> _Input records_
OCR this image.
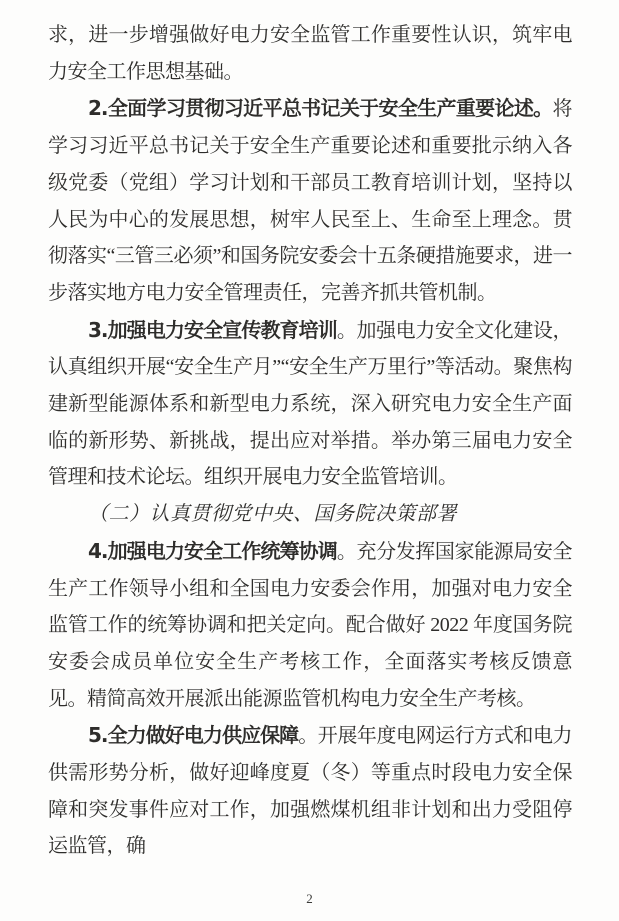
求，进一步增强做好电力安全监管工作重要性认识，筑牢电力安全工作思想基础。

2.全面学习贯彻习近平总书记关于安全生产重要论述。将学习习近平总书记关于安全生产重要论述和重要批示纳入各级党委（党组）学习计划和干部员工教育培训计划，坚持以人民为中心的发展思想，树牢人民至上、生命至上理念。贯彻落实“三管三必须”和国务院安委会十五条硬措施要求，进一步落实地方电力安全管理责任，完善齐抓共管机制。

3.加强电力安全宣传教育培训。加强电力安全文化建设，认真组织开展“安全生产月”“安全生产万里行”等活动。聚焦构建新型能源体系和新型电力系统，深入研究电力安全生产面临的新形势、新挑战，提出应对举措。举办第三届电力安全管理和技术论坛。组织开展电力安全监管培训。

（二）认真贯彻党中央、国务院决策部署

4.加强电力安全工作统筹协调。充分发挥国家能源局安全生产工作领导小组和全国电力安委会作用，加强对电力安全监管工作的统筹协调和把关定向。配合做好 2022 年度国务院安委会成员单位安全生产考核工作，全面落实考核反馈意见。精简高效开展派出能源监管机构电力安全生产考核。

5.全力做好电力供应保障。开展年度电网运行方式和电力供需形势分析，做好迎峰度夏（冬）等重点时段电力安全保障和突发事件应对工作，加强燃煤机组非计划和出力受阻停运监管，确

2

> _Instructions for the task_
The data above should be repeated exactly, minus any pictures.

> _Exercise response_
OCR this image.
求，进一步增强做好电力安全监管工作重要性认识，筑牢电力安全工作思想基础。

2.全面学习贯彻习近平总书记关于安全生产重要论述。将学习习近平总书记关于安全生产重要论述和重要批示纳入各级党委（党组）学习计划和干部员工教育培训计划，坚持以人民为中心的发展思想，树牢人民至上、生命至上理念。贯彻落实“三管三必须”和国务院安委会十五条硬措施要求，进一步落实地方电力安全管理责任，完善齐抓共管机制。

3.加强电力安全宣传教育培训。加强电力安全文化建设，认真组织开展“安全生产月”“安全生产万里行”等活动。聚焦构建新型能源体系和新型电力系统，深入研究电力安全生产面临的新形势、新挑战，提出应对举措。举办第三届电力安全管理和技术论坛。组织开展电力安全监管培训。

（二）认真贯彻党中央、国务院决策部署

4.加强电力安全工作统筹协调。充分发挥国家能源局安全生产工作领导小组和全国电力安委会作用，加强对电力安全监管工作的统筹协调和把关定向。配合做好 2022 年度国务院安委会成员单位安全生产考核工作，全面落实考核反馈意见。精简高效开展派出能源监管机构电力安全生产考核。

5.全力做好电力供应保障。开展年度电网运行方式和电力供需形势分析，做好迎峰度夏（冬）等重点时段电力安全保障和突发事件应对工作，加强燃煤机组非计划和出力受阻停运监管，确

2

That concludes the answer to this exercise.